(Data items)
===============
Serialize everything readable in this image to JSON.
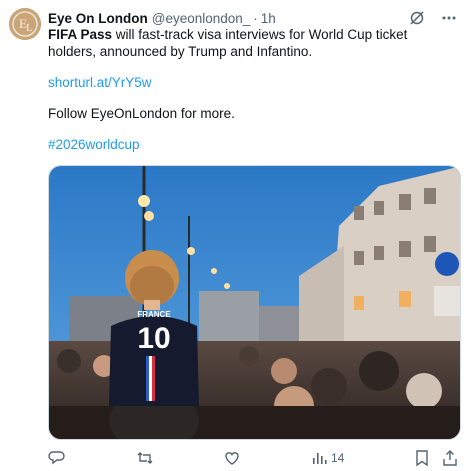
{
  "tweet": {
    "author_name": "Eye On London",
    "author_handle": "@eyeonlondon_",
    "separator": "·",
    "time": "1h",
    "lead_bold": "FIFA Pass",
    "lead_rest": " will fast-track visa interviews for World Cup ticket holders, announced by Trump and Infantino.",
    "link": "shorturl.at/YrY5w",
    "follow_text": "Follow EyeOnLondon for more.",
    "hashtag": "#2026worldcup",
    "image": {
      "jersey_name": "FRANCE",
      "jersey_number": "10"
    }
  },
  "actions": {
    "reply_icon": "reply-icon",
    "retweet_icon": "retweet-icon",
    "like_icon": "heart-icon",
    "views_icon": "views-chart-icon",
    "views_count": "14",
    "bookmark_icon": "bookmark-icon",
    "share_icon": "share-icon"
  },
  "colors": {
    "link": "#1d9bf0",
    "text": "#0f1419",
    "muted": "#536471"
  }
}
===============
▶ **Given problem**
Make an exact copy of the listing above. Do not include the pictures.

▶ **Output of the task**
Serialize everything readable in this image to JSON.
{
  "tweet": {
    "author_name": "Eye On London",
    "author_handle": "@eyeonlondon_",
    "separator": "·",
    "time": "1h",
    "lead_bold": "FIFA Pass",
    "lead_rest": " will fast-track visa interviews for World Cup ticket holders, announced by Trump and Infantino.",
    "link": "shorturl.at/YrY5w",
    "follow_text": "Follow EyeOnLondon for more.",
    "hashtag": "#2026worldcup",
    "image": {
      "jersey_name": "FRANCE",
      "jersey_number": "10"
    }
  },
  "actions": {
    "reply_icon": "reply-icon",
    "retweet_icon": "retweet-icon",
    "like_icon": "heart-icon",
    "views_icon": "views-chart-icon",
    "views_count": "14",
    "bookmark_icon": "bookmark-icon",
    "share_icon": "share-icon"
  },
  "colors": {
    "link": "#1d9bf0",
    "text": "#0f1419",
    "muted": "#536471"
  }
}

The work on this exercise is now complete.